Data entries:
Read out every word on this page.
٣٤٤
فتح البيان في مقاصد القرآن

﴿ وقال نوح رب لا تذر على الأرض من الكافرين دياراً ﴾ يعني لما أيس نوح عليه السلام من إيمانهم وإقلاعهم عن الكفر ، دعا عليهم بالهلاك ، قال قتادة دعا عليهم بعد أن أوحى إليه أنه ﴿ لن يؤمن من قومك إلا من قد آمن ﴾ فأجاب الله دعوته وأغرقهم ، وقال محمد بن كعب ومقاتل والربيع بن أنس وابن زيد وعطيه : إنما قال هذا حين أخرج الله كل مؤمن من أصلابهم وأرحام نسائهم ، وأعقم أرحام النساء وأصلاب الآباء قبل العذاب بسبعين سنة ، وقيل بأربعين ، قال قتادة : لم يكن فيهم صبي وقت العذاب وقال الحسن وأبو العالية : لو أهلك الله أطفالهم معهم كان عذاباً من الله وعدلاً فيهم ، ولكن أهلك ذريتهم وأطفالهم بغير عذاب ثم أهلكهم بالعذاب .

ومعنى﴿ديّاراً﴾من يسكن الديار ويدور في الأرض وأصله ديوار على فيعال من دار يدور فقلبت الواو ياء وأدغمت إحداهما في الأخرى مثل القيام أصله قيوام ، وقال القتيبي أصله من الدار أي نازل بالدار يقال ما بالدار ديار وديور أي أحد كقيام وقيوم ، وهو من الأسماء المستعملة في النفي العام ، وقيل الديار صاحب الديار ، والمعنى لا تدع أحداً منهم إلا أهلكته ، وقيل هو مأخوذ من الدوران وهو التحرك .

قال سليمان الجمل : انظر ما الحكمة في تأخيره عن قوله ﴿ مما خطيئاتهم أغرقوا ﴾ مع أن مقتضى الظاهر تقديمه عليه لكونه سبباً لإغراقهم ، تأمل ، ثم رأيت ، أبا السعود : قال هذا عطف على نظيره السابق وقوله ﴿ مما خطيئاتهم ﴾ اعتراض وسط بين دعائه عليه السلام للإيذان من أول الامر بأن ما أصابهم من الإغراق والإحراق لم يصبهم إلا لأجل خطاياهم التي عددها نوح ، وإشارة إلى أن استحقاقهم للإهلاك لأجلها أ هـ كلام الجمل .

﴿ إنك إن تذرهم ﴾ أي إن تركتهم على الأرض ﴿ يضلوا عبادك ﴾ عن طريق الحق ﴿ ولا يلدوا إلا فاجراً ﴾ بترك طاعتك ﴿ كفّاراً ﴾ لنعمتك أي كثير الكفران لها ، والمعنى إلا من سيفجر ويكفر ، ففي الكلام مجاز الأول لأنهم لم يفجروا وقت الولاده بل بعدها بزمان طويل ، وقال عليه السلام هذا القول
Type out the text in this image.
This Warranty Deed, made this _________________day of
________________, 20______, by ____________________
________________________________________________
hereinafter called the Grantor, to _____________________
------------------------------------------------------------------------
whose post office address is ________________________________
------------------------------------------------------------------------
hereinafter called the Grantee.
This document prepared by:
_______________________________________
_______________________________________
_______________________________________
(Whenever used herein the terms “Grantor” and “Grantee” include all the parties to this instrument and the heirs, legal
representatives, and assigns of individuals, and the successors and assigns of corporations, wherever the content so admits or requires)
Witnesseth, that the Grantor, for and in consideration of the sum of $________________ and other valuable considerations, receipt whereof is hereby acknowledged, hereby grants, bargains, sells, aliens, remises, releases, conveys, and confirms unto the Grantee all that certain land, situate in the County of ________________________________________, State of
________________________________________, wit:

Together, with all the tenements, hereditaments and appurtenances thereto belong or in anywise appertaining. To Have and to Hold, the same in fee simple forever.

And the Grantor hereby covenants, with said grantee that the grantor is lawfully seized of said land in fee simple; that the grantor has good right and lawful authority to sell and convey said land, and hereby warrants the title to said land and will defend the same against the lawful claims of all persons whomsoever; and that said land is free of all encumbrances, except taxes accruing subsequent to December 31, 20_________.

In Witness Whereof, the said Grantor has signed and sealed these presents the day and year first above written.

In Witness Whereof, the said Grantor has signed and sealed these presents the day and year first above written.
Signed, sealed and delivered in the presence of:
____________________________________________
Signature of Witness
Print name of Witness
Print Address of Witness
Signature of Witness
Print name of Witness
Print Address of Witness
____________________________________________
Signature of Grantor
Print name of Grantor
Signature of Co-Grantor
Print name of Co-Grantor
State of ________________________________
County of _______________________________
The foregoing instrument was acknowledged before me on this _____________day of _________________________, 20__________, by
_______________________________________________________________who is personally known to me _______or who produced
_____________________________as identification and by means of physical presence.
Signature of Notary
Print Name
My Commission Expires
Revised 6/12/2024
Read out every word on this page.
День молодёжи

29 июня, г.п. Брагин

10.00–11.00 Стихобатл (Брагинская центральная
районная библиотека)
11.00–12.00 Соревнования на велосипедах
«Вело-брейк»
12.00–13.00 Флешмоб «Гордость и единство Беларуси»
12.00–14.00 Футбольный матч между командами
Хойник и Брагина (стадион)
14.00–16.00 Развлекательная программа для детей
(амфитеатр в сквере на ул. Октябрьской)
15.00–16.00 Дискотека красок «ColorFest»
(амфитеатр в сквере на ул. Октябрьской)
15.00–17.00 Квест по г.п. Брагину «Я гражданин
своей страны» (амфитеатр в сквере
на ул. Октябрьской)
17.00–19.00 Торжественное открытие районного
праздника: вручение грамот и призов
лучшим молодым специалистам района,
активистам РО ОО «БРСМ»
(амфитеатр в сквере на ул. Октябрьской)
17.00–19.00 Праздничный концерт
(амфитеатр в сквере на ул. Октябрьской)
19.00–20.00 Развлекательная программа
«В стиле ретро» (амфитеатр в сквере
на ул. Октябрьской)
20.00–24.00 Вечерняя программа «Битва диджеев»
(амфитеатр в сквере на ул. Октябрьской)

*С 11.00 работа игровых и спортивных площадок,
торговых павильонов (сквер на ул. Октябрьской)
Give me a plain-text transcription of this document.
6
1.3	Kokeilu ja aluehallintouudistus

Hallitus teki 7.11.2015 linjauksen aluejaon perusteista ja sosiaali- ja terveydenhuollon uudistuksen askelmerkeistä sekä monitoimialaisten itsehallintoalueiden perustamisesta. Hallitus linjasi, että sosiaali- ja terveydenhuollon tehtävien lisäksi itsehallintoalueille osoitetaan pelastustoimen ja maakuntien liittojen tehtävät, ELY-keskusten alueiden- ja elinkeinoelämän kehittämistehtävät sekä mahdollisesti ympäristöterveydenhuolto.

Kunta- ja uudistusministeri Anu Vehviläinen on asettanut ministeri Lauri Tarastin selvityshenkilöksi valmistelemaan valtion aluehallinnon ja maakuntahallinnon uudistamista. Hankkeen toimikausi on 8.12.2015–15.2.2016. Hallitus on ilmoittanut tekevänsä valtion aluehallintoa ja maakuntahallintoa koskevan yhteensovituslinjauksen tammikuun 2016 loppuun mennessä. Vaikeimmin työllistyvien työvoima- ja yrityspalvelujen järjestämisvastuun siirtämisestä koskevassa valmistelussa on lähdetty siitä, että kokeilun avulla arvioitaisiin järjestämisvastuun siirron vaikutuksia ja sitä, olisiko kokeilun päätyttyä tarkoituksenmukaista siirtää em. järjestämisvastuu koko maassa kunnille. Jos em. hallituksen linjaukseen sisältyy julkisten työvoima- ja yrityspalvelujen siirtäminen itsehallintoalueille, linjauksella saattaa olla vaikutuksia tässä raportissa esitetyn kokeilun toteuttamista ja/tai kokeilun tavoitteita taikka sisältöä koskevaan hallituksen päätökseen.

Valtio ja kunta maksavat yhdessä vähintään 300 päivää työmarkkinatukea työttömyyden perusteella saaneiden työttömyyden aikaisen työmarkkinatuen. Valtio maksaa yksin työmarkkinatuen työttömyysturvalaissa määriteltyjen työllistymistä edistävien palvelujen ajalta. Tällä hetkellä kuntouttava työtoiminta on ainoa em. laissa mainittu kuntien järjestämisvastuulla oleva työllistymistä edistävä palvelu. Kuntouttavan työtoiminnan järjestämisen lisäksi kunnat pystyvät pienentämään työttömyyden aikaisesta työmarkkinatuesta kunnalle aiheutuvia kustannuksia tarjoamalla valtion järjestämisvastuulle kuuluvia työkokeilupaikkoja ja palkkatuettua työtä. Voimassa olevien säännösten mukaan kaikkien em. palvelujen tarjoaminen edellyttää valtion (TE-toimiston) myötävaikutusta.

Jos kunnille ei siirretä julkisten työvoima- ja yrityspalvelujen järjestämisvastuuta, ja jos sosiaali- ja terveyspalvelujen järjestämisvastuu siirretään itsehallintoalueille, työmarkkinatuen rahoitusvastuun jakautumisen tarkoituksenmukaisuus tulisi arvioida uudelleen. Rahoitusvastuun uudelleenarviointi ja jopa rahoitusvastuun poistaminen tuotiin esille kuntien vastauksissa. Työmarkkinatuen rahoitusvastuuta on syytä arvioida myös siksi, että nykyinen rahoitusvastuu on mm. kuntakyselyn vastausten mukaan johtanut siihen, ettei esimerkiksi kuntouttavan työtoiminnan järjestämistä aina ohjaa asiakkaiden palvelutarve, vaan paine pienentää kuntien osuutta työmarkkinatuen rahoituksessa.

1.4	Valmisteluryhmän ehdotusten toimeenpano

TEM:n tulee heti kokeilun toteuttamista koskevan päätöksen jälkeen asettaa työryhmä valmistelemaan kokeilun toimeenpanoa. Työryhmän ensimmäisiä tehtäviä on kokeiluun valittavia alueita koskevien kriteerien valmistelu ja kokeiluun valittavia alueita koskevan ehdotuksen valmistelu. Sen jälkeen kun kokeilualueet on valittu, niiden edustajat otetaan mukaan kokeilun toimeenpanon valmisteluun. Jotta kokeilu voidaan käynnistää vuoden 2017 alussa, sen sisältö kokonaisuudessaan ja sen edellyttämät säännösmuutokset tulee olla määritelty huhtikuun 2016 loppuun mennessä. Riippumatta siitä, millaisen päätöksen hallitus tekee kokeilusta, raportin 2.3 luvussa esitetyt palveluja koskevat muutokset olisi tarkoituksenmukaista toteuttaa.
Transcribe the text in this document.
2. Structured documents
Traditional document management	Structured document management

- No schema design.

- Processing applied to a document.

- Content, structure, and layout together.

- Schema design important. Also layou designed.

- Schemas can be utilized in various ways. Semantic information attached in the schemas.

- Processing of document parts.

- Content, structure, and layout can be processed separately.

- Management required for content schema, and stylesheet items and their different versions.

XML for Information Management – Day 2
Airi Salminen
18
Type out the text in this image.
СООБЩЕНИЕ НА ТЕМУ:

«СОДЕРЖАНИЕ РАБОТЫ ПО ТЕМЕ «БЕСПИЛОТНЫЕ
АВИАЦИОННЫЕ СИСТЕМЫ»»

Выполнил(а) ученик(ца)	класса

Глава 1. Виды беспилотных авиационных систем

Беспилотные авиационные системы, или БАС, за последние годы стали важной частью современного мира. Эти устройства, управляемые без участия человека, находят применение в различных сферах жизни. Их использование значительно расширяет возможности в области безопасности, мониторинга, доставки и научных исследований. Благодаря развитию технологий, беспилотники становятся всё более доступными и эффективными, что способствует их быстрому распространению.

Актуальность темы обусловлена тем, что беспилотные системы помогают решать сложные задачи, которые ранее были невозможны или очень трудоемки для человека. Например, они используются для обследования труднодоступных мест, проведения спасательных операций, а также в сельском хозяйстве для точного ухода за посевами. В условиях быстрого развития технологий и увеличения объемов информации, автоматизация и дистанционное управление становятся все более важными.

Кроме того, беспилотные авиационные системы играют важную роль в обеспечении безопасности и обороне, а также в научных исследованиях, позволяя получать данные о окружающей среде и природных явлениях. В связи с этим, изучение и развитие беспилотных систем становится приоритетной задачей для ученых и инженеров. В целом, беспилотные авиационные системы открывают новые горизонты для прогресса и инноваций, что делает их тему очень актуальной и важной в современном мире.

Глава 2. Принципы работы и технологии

### The exercise
Your task is to pick out every line with the string "беспилотных" and copy it.

### Result
Глава 1. Виды беспилотных авиационных систем
Кроме того, беспилотные авиационные системы играют важную роль в обеспечении безопасности и обороне, а также в научных исследованиях, позволяя получать данные о окружающей среде и природных явлениях. В связи с этим, изучение и развитие беспилотных систем становится приоритетной задачей для ученых и инженеров. В целом, беспилотные авиационные системы открывают новые горизонты для прогресса и инноваций, что делает их тему очень актуальной и важной в современном мире.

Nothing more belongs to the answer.